-- Task to complete --
In the data that follows, find each line containing "established" and copy it.

[Page image transcription data]
=======

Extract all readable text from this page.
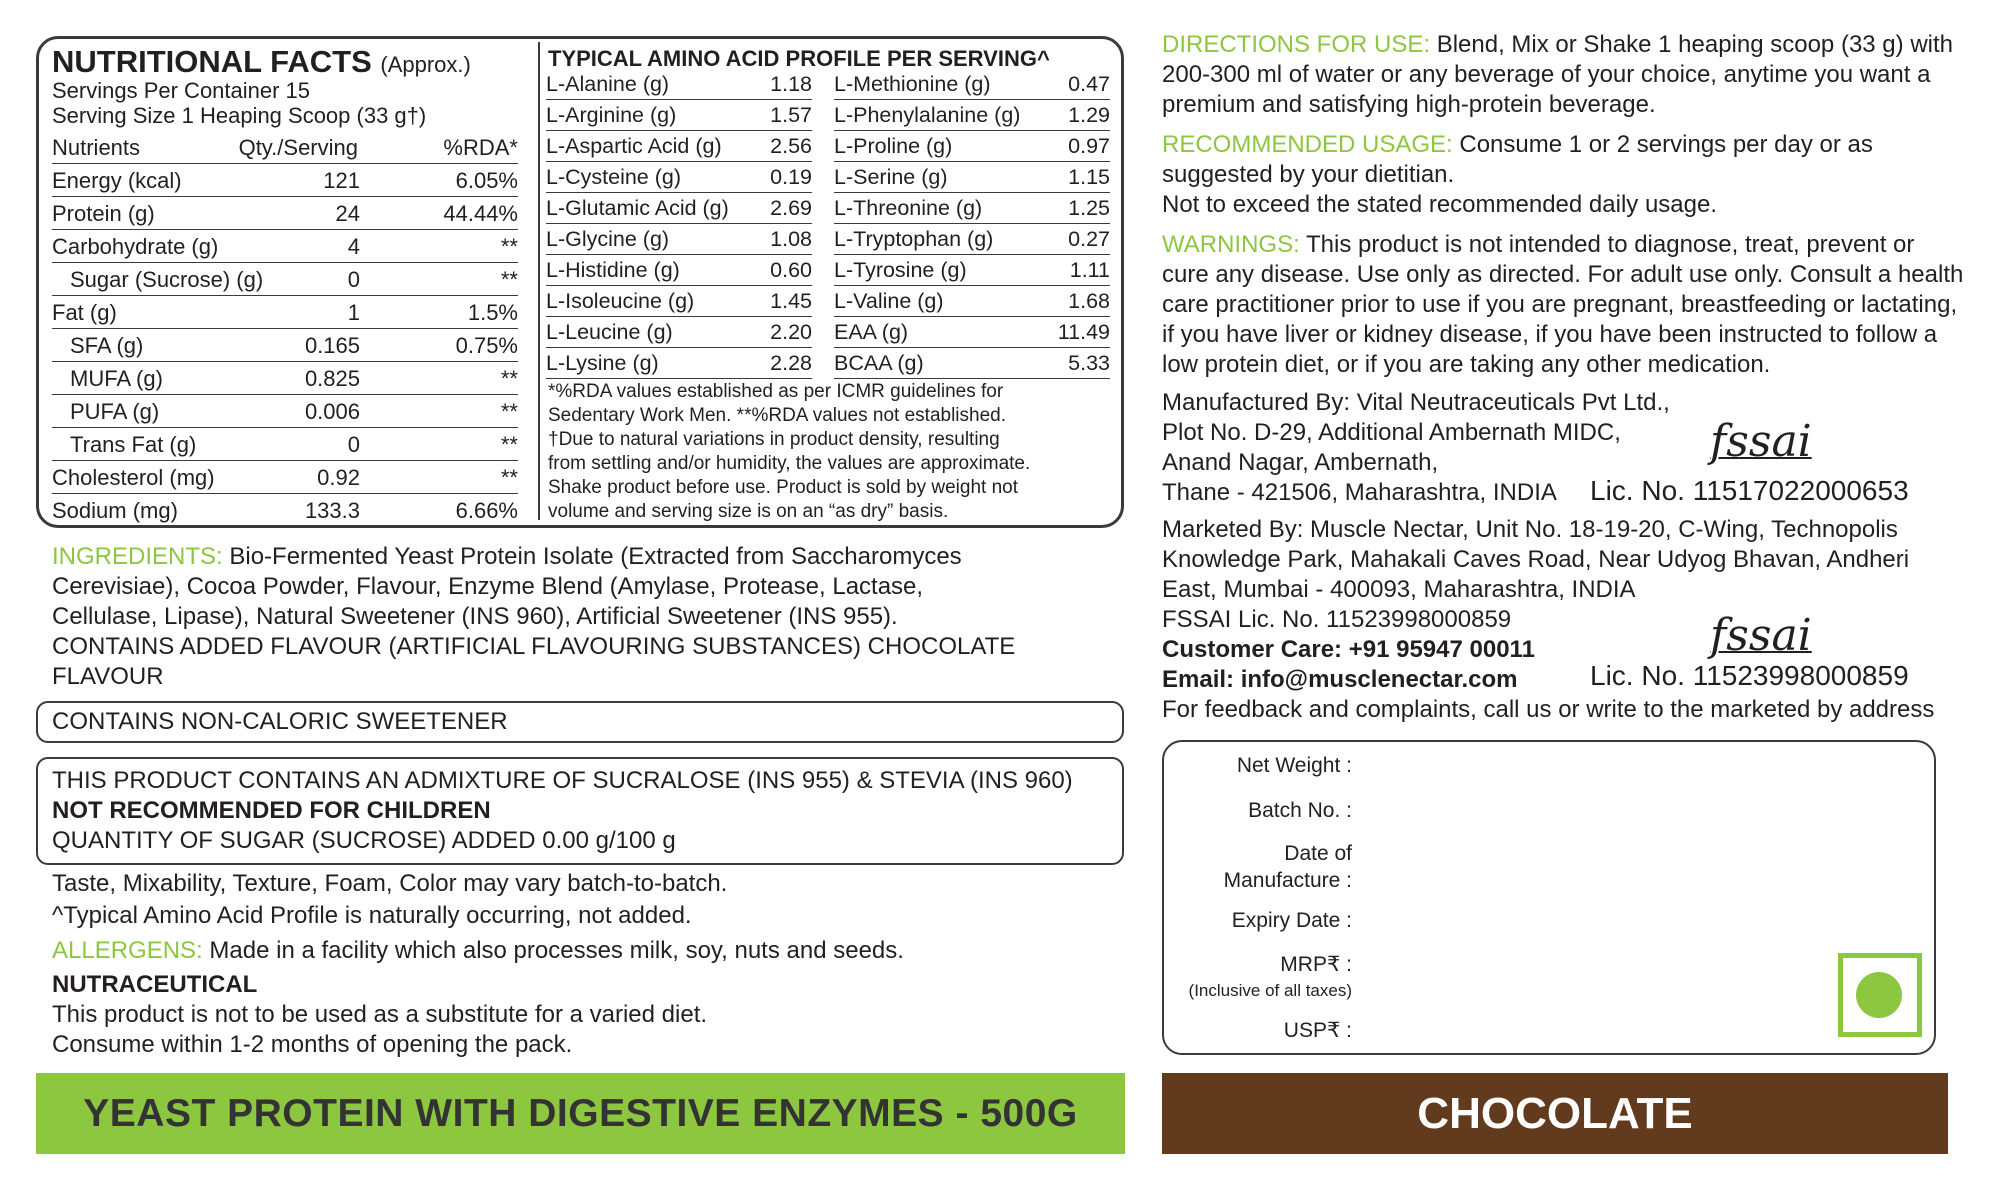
NUTRITIONAL FACTS (Approx.)
Servings Per Container 15
Serving Size 1 Heaping Scoop (33 g†)
Nutrients	Qty./Serving	%RDA*
Energy (kcal)	121	6.05%
Protein (g)	24	44.44%
Carbohydrate (g)	4	**
Sugar (Sucrose) (g)	0	**
Fat (g)	1	1.5%
SFA (g)	0.165	0.75%
MUFA (g)	0.825	**
PUFA (g)	0.006	**
Trans Fat (g)	0	**
Cholesterol (mg)	0.92	**
Sodium (mg)	133.3	6.66%
TYPICAL AMINO ACID PROFILE PER SERVING^
L-Alanine (g)	1.18
L-Arginine (g)	1.57
L-Aspartic Acid (g) 2.56
L-Cysteine (g)	0.19
L-Glutamic Acid (g) 2.69
L-Glycine (g)	1.08
L-Histidine (g)	0.60
L-Isoleucine (g)	1.45
L-Leucine (g)	2.20
L-Lysine (g)	2.28
L-Methionine (g)	0.47
L-Phenylalanine (g) 1.29
L-Proline (g)	0.97
L-Serine (g)	1.15
L-Threonine (g)	1.25
L-Tryptophan (g)	0.27
L-Tyrosine (g)	1.11
L-Valine (g)	1.68
EAA (g)	11.49
BCAA (g)	5.33
*%RDA values established as per ICMR guidelines for
Sedentary Work Men. **%RDA values not established.
†Due to natural variations in product density, resulting
from settling and/or humidity, the values are approximate.
Shake product before use. Product is sold by weight not
volume and serving size is on an “as dry” basis.
INGREDIENTS: Bio-Fermented Yeast Protein Isolate (Extracted from Saccharomyces
Cerevisiae), Cocoa Powder, Flavour, Enzyme Blend (Amylase, Protease, Lactase,
Cellulase, Lipase), Natural Sweetener (INS 960), Artificial Sweetener (INS 955).
CONTAINS ADDED FLAVOUR (ARTIFICIAL FLAVOURING SUBSTANCES) CHOCOLATE
FLAVOUR
CONTAINS NON-CALORIC SWEETENER
THIS PRODUCT CONTAINS AN ADMIXTURE OF SUCRALOSE (INS 955) & STEVIA (INS 960)
NOT RECOMMENDED FOR CHILDREN
QUANTITY OF SUGAR (SUCROSE) ADDED 0.00 g/100 g
Taste, Mixability, Texture, Foam, Color may vary batch-to-batch.
^Typical Amino Acid Profile is naturally occurring, not added.
ALLERGENS: Made in a facility which also processes milk, soy, nuts and seeds.
NUTRACEUTICAL
This product is not to be used as a substitute for a varied diet.
Consume within 1-2 months of opening the pack.
YEAST PROTEIN WITH DIGESTIVE ENZYMES - 500G
DIRECTIONS FOR USE: Blend, Mix or Shake 1 heaping scoop (33 g) with
200-300 ml of water or any beverage of your choice, anytime you want a
premium and satisfying high-protein beverage.
RECOMMENDED USAGE: Consume 1 or 2 servings per day or as
suggested by your dietitian.
Not to exceed the stated recommended daily usage.
WARNINGS: This product is not intended to diagnose, treat, prevent or
cure any disease. Use only as directed. For adult use only. Consult a health
care practitioner prior to use if you are pregnant, breastfeeding or lactating,
if you have liver or kidney disease, if you have been instructed to follow a
low protein diet, or if you are taking any other medication.
Manufactured By: Vital Neutraceuticals Pvt Ltd.,
Plot No. D-29, Additional Ambernath MIDC,
Anand Nagar, Ambernath,
Thane - 421506, Maharashtra, INDIA
fssai
Lic. No. 11517022000653
Marketed By: Muscle Nectar, Unit No. 18-19-20, C-Wing, Technopolis
Knowledge Park, Mahakali Caves Road, Near Udyog Bhavan, Andheri
East, Mumbai - 400093, Maharashtra, INDIA
FSSAI Lic. No. 11523998000859
Customer Care: +91 95947 00011
Email: info@musclenectar.com
For feedback and complaints, call us or write to the marketed by address
fssai
Lic. No. 11523998000859
Net Weight :
Batch No. :
Date of
Manufacture :
Expiry Date :
MRP₹ :
(Inclusive of all taxes)
USP₹ :
CHOCOLATE
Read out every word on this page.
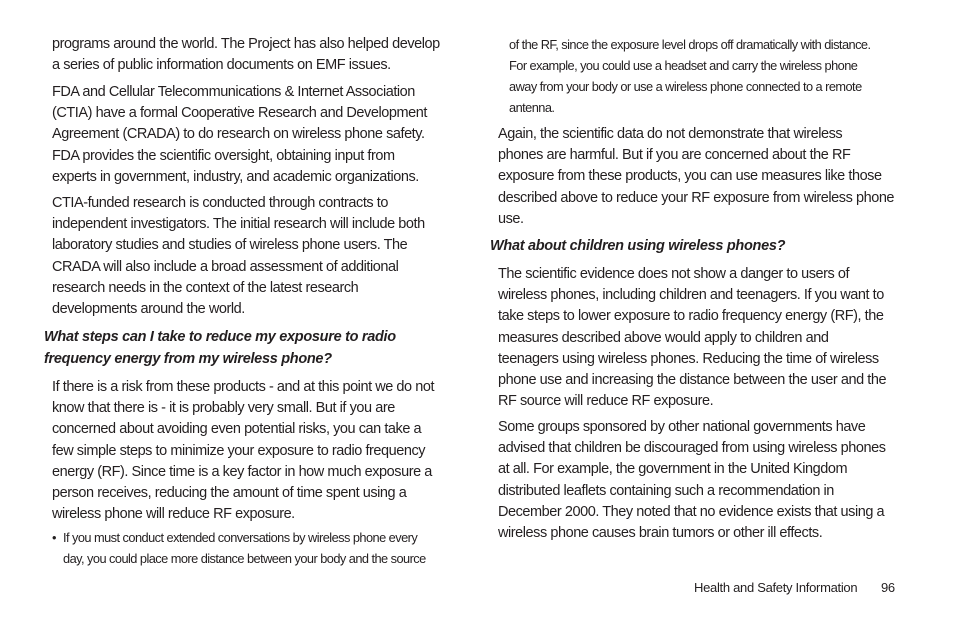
programs around the world. The Project has also helped develop
a series of public information documents on EMF issues.
FDA and Cellular Telecommunications & Internet Association
(CTIA) have a formal Cooperative Research and Development
Agreement (CRADA) to do research on wireless phone safety.
FDA provides the scientific oversight, obtaining input from
experts in government, industry, and academic organizations.
CTIA-funded research is conducted through contracts to
independent investigators. The initial research will include both
laboratory studies and studies of wireless phone users. The
CRADA will also include a broad assessment of additional
research needs in the context of the latest research
developments around the world.
What steps can I take to reduce my exposure to radio
frequency energy from my wireless phone?
If there is a risk from these products - and at this point we do not
know that there is - it is probably very small. But if you are
concerned about avoiding even potential risks, you can take a
few simple steps to minimize your exposure to radio frequency
energy (RF). Since time is a key factor in how much exposure a
person receives, reducing the amount of time spent using a
wireless phone will reduce RF exposure.
• If you must conduct extended conversations by wireless phone every
day, you could place more distance between your body and the source
of the RF, since the exposure level drops off dramatically with distance.
For example, you could use a headset and carry the wireless phone
away from your body or use a wireless phone connected to a remote
antenna.
Again, the scientific data do not demonstrate that wireless
phones are harmful. But if you are concerned about the RF
exposure from these products, you can use measures like those
described above to reduce your RF exposure from wireless phone
use.
What about children using wireless phones?
The scientific evidence does not show a danger to users of
wireless phones, including children and teenagers. If you want to
take steps to lower exposure to radio frequency energy (RF), the
measures described above would apply to children and
teenagers using wireless phones. Reducing the time of wireless
phone use and increasing the distance between the user and the
RF source will reduce RF exposure.
Some groups sponsored by other national governments have
advised that children be discouraged from using wireless phones
at all. For example, the government in the United Kingdom
distributed leaflets containing such a recommendation in
December 2000. They noted that no evidence exists that using a
wireless phone causes brain tumors or other ill effects.
Health and Safety Information 96
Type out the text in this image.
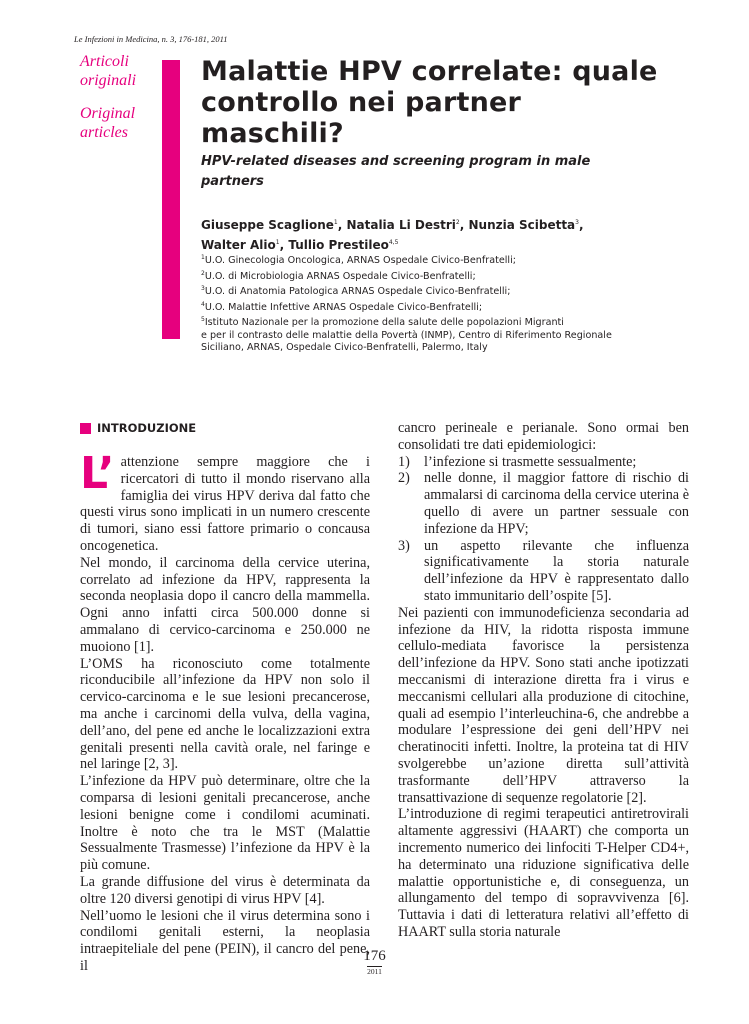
Le Infezioni in Medicina, n. 3, 176-181, 2011
Articoli
originali
Original
articles
Malattie HPV correlate: quale controllo nei partner maschili?
HPV-related diseases and screening program in male partners
Giuseppe Scaglione$^1$, Natalia Li Destri$^2$, Nunzia Scibetta$^3$,
Walter Alio$^1$, Tullio Prestileo$^{4,5}$
$^1$U.O. Ginecologia Oncologica, ARNAS Ospedale Civico-Benfratelli;
$^2$U.O. di Microbiologia ARNAS Ospedale Civico-Benfratelli;
$^3$U.O. di Anatomia Patologica ARNAS Ospedale Civico-Benfratelli;
$^4$U.O. Malattie Infettive ARNAS Ospedale Civico-Benfratelli;
$^5$Istituto Nazionale per la promozione della salute delle popolazioni Migranti
e per il contrasto delle malattie della Povertà (INMP), Centro di Riferimento Regionale
Siciliano, ARNAS, Ospedale Civico-Benfratelli, Palermo, Italy
INTRODUZIONE

L’ attenzione sempre maggiore che i ricercatori di tutto il mondo riservano alla famiglia dei virus HPV deriva dal fatto che questi virus sono implicati in un numero crescente di tumori, siano essi fattore primario o concausa oncogenetica.

Nel mondo, il carcinoma della cervice uterina, correlato ad infezione da HPV, rappresenta la seconda neoplasia dopo il cancro della mammella. Ogni anno infatti circa 500.000 donne si ammalano di cervico-carcinoma e 250.000 ne muoiono [1].

L’OMS ha riconosciuto come totalmente riconducibile all’infezione da HPV non solo il cervico-carcinoma e le sue lesioni precancerose, ma anche i carcinomi della vulva, della vagina, dell’ano, del pene ed anche le localizzazioni extra genitali presenti nella cavità orale, nel faringe e nel laringe [2, 3].

L’infezione da HPV può determinare, oltre che la comparsa di lesioni genitali precancerose, anche lesioni benigne come i condilomi acuminati. Inoltre è noto che tra le MST (Malattie Sessualmente Trasmesse) l’infezione da HPV è la più comune.

La grande diffusione del virus è determinata da oltre 120 diversi genotipi di virus HPV [4].

Nell’uomo le lesioni che il virus determina sono i condilomi genitali esterni, la neoplasia intraepiteliale del pene (PEIN), il cancro del pene, il

cancro perineale e perianale. Sono ormai ben consolidati tre dati epidemiologici:

1) l’infezione si trasmette sessualmente;
2) nelle donne, il maggior fattore di rischio di ammalarsi di carcinoma della cervice uterina è quello di avere un partner sessuale con infezione da HPV;
3) un aspetto rilevante che influenza significativamente la storia naturale dell’infezione da HPV è rappresentato dallo stato immunitario dell’ospite [5].

Nei pazienti con immunodeficienza secondaria ad infezione da HIV, la ridotta risposta immune cellulo-mediata favorisce la persistenza dell’infezione da HPV. Sono stati anche ipotizzati meccanismi di interazione diretta fra i virus e meccanismi cellulari alla produzione di citochine, quali ad esempio l’interleuchina-6, che andrebbe a modulare l’espressione dei geni dell’HPV nei cheratinociti infetti. Inoltre, la proteina tat di HIV svolgerebbe un’azione diretta sull’attività trasformante dell’HPV attraverso la transattivazione di sequenze regolatorie [2].

L’introduzione di regimi terapeutici antiretrovirali altamente aggressivi (HAART) che comporta un incremento numerico dei linfociti T-Helper CD4+, ha determinato una riduzione significativa delle malattie opportunistiche e, di conseguenza, un allungamento del tempo di sopravvivenza [6]. Tuttavia i dati di letteratura relativi all’effetto di HAART sulla storia naturale

176
2011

=======

-- Result of this task --
*%RDA values established as per ICMR guidelines for
Sedentary Work Men. **%RDA values not established.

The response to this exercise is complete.